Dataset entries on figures
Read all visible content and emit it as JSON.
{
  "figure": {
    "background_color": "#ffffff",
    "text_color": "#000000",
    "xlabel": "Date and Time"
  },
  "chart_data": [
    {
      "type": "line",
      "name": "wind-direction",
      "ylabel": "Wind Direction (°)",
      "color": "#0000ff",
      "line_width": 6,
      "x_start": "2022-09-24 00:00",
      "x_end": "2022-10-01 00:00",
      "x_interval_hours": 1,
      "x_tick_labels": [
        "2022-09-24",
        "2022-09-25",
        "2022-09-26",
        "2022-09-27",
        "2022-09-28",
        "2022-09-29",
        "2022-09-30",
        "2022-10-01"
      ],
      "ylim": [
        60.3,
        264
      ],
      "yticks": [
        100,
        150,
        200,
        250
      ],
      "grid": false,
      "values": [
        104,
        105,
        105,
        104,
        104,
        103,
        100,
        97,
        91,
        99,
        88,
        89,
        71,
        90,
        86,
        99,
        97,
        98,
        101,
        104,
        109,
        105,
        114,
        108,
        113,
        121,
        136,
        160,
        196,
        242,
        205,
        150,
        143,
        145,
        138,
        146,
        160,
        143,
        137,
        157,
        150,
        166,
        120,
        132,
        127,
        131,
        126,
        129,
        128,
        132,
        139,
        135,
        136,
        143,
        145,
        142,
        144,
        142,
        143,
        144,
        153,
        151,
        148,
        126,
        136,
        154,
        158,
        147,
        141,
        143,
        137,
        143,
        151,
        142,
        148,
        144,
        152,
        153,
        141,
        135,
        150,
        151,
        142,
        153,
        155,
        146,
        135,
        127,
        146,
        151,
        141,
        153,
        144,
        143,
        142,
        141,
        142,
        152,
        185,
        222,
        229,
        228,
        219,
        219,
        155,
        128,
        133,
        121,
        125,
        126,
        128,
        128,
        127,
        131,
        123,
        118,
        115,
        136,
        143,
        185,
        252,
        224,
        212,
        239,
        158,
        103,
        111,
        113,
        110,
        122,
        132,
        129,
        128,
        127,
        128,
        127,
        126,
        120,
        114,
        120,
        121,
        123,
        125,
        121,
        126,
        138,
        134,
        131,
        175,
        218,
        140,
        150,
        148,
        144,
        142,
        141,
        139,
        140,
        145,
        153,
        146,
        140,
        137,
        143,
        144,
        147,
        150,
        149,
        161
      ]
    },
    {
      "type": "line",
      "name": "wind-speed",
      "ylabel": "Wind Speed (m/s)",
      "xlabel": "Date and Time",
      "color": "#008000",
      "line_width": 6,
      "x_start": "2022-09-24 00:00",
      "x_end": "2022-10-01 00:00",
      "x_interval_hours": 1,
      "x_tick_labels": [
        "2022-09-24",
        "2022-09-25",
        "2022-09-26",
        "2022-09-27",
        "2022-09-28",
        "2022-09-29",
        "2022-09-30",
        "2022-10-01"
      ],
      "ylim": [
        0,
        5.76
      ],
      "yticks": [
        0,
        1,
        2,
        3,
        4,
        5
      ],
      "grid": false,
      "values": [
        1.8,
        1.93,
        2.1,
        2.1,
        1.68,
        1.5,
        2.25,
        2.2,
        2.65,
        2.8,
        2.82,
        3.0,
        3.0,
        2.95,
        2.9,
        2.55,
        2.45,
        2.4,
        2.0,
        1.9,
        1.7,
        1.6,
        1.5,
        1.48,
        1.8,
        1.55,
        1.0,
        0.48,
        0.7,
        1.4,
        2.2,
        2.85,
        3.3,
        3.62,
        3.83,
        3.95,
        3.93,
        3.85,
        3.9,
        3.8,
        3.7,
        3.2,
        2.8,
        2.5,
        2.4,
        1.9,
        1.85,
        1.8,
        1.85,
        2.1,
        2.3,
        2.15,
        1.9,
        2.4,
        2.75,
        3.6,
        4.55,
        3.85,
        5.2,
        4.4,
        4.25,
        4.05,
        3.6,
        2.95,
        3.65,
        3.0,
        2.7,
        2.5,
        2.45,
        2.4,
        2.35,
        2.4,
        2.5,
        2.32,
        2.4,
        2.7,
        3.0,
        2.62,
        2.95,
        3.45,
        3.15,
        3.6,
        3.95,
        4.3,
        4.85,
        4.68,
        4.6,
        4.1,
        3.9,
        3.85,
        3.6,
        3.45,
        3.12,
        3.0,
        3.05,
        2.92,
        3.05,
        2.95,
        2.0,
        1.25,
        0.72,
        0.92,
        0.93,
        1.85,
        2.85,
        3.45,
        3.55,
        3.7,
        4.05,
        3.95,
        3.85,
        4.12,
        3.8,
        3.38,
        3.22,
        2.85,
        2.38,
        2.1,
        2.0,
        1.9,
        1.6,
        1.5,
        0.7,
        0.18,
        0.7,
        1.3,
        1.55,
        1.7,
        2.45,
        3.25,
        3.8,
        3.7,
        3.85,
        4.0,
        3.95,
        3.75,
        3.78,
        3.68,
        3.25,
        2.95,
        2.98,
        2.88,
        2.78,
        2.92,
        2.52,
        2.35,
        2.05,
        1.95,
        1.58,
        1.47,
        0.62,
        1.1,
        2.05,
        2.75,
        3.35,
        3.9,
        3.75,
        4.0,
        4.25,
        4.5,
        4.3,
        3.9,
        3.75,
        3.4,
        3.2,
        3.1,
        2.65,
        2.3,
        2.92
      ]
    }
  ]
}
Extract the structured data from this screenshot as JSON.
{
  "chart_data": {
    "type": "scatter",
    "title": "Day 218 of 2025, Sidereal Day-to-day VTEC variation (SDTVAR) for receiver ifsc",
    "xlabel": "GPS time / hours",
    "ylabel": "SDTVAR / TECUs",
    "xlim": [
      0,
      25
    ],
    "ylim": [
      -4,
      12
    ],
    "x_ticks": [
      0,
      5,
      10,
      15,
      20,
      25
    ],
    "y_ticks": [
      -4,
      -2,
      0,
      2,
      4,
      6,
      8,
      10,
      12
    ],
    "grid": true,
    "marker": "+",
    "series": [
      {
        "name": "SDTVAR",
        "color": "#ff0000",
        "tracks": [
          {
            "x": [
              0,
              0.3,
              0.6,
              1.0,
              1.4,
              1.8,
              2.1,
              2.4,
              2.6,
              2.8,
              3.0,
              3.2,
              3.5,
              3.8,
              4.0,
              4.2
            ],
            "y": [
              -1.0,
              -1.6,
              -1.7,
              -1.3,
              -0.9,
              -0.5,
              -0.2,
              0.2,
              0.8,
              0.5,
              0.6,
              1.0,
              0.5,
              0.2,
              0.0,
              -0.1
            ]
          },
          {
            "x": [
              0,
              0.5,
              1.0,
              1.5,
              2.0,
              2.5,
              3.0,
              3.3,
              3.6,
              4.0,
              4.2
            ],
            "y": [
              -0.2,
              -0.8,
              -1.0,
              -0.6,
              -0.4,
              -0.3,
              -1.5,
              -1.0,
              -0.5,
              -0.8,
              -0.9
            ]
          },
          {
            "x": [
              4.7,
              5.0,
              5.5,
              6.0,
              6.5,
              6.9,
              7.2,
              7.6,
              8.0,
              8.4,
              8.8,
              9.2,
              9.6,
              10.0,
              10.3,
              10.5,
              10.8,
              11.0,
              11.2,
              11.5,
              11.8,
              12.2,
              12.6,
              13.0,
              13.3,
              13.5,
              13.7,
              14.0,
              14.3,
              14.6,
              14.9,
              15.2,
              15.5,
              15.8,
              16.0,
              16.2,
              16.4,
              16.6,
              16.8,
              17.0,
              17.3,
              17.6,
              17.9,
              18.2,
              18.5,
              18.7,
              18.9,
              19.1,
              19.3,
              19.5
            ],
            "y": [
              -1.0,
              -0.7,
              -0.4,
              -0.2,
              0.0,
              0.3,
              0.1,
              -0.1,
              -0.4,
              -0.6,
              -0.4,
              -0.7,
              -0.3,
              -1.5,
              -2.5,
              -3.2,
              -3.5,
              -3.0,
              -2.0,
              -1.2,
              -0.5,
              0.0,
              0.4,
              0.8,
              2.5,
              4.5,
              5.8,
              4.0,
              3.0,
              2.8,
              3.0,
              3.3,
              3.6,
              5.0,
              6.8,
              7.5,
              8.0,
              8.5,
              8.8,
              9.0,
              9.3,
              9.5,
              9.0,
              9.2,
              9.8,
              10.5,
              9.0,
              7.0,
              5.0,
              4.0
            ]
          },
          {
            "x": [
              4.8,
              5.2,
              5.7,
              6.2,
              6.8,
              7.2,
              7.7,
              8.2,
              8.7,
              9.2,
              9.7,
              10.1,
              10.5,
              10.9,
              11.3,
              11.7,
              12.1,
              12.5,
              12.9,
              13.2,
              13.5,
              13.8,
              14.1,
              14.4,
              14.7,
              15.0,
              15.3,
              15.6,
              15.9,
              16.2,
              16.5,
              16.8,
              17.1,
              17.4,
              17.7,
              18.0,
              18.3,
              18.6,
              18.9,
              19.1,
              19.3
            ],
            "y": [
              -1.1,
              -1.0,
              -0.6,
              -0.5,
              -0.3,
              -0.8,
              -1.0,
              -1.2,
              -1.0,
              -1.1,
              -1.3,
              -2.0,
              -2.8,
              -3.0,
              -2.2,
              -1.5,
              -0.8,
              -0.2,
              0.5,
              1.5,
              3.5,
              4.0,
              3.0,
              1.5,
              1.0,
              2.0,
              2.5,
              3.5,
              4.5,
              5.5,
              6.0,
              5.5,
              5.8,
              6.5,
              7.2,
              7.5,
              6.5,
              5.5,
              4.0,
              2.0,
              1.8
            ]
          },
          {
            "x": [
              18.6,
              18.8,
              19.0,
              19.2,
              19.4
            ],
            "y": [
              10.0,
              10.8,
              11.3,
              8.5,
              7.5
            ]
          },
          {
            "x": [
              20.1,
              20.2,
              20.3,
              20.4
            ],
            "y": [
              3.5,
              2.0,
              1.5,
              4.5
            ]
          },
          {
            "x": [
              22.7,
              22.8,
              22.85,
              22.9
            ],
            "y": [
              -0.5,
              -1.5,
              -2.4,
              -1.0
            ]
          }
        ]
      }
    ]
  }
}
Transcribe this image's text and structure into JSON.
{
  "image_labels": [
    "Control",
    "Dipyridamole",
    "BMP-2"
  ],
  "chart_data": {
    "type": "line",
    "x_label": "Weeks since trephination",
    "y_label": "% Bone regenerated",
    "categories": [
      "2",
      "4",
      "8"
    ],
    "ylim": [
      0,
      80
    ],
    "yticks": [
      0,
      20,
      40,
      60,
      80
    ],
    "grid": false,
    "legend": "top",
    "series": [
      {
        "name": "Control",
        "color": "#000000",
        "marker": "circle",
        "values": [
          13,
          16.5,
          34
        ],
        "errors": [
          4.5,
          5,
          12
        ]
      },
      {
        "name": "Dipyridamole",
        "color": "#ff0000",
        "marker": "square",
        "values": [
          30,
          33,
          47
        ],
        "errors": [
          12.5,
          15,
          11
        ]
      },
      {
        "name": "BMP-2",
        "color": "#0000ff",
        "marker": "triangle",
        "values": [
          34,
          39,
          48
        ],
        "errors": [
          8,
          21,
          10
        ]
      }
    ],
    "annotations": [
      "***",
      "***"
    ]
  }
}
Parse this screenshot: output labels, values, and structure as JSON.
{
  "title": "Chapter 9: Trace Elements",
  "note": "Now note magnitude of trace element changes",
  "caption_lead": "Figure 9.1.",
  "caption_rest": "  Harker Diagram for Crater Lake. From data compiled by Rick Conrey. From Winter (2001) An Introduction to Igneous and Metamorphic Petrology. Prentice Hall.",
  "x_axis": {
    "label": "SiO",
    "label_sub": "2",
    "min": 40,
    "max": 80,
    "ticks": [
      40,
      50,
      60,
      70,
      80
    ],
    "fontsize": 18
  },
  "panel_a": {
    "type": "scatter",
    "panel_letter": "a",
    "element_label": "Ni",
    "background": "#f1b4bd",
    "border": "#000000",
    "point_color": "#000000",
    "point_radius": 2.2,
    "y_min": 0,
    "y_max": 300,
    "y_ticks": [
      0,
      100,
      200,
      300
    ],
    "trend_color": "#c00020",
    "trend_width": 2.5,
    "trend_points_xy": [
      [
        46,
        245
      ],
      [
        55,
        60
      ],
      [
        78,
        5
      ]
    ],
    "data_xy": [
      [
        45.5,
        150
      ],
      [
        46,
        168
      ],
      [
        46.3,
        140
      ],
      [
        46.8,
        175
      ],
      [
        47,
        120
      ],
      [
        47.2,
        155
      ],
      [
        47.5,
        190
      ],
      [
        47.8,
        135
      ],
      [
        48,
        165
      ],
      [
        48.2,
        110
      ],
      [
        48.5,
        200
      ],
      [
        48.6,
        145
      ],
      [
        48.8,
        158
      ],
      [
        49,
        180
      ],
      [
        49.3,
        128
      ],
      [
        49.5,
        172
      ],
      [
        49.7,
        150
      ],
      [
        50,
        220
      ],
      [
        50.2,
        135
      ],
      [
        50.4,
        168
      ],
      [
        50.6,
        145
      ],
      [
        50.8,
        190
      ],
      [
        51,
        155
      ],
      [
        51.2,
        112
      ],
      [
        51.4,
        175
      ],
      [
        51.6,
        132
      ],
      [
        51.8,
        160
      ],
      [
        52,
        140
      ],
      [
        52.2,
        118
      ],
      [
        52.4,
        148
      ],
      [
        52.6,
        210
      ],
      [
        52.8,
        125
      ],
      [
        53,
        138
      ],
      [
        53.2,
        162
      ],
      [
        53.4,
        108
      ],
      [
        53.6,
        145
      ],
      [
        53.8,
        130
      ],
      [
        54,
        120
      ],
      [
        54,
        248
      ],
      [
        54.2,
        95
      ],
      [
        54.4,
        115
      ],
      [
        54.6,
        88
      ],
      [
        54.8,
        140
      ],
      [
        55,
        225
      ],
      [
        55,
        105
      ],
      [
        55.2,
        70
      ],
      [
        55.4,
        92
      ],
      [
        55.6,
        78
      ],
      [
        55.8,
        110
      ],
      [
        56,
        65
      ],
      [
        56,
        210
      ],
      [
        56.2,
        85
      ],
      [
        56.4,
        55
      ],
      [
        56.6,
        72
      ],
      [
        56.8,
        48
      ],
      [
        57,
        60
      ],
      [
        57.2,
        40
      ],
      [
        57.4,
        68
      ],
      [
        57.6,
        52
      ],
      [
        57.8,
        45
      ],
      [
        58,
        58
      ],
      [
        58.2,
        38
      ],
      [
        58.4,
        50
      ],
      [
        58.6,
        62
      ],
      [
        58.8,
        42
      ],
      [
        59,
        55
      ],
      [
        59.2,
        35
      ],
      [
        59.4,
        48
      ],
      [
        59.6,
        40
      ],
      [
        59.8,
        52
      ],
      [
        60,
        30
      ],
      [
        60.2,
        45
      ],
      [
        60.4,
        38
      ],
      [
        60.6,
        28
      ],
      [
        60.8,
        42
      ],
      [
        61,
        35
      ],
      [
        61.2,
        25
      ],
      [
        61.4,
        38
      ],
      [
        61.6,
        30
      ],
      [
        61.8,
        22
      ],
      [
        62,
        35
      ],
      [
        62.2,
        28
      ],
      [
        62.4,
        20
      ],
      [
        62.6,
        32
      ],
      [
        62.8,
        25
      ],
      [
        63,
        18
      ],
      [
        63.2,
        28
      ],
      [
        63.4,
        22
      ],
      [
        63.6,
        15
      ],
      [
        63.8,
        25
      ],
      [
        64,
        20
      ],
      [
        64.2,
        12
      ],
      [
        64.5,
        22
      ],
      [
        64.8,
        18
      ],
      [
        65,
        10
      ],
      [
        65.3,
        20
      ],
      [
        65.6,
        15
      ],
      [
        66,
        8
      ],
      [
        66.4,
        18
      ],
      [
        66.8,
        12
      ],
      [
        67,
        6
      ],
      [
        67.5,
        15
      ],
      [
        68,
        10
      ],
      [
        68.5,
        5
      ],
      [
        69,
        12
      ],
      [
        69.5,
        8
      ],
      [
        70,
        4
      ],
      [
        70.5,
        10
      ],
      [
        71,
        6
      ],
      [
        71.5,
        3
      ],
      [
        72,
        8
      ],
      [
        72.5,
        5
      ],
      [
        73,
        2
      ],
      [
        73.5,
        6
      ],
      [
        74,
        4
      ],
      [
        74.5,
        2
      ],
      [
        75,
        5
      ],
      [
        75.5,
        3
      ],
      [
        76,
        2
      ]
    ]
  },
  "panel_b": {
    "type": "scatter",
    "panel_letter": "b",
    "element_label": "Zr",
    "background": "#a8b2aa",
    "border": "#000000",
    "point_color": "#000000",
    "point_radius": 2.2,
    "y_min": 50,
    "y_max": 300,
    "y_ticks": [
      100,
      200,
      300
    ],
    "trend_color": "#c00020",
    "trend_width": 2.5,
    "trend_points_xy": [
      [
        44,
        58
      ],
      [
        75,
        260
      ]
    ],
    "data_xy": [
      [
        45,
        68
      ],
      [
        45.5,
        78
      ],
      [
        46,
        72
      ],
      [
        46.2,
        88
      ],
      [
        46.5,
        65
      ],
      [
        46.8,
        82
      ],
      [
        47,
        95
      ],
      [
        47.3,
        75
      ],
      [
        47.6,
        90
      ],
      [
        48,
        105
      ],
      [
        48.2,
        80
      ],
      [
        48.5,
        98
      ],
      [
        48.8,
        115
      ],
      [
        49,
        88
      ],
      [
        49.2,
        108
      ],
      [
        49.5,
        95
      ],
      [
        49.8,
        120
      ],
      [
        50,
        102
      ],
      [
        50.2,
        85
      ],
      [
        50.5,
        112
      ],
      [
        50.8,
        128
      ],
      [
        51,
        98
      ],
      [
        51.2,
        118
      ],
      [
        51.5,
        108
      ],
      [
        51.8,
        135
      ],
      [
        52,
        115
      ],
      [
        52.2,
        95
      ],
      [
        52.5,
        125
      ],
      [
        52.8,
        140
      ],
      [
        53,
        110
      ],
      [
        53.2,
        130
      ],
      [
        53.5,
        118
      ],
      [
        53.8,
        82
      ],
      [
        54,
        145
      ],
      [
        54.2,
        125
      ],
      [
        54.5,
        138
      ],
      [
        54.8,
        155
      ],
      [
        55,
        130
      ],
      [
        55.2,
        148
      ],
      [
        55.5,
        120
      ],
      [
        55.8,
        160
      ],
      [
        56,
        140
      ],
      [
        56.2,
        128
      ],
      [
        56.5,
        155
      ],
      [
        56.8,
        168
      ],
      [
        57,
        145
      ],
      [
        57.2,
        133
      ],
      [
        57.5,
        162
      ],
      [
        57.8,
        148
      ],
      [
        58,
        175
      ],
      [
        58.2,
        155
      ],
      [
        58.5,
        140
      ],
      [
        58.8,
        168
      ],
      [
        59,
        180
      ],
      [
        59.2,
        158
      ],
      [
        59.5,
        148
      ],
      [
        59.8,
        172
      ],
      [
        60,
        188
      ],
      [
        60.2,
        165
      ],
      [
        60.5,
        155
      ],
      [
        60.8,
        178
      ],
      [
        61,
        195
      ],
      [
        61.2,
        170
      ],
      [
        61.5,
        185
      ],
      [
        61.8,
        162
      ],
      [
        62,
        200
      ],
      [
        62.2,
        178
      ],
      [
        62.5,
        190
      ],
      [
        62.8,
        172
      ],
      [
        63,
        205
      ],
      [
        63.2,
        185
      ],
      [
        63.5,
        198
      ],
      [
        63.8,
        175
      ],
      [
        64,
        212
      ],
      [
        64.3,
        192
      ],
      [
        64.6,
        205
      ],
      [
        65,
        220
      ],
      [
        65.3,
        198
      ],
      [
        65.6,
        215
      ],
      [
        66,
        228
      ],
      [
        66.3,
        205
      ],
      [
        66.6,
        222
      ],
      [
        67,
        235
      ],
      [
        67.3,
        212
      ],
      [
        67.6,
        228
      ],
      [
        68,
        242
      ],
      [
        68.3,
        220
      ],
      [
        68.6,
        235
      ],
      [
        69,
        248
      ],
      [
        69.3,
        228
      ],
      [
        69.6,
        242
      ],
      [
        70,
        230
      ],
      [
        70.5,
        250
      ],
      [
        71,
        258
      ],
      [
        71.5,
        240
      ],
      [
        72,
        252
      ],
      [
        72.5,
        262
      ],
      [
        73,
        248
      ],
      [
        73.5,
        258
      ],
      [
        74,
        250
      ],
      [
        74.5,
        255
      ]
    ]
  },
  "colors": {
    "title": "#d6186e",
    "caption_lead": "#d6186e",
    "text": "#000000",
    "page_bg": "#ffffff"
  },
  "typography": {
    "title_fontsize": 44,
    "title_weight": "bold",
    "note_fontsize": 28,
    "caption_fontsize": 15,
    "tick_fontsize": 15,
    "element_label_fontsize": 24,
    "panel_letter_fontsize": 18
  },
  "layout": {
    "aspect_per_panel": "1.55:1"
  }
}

◆ Written instruction
Give only the count of lines in the data that include the string "ffffff".

◆ Answer to the exercise
2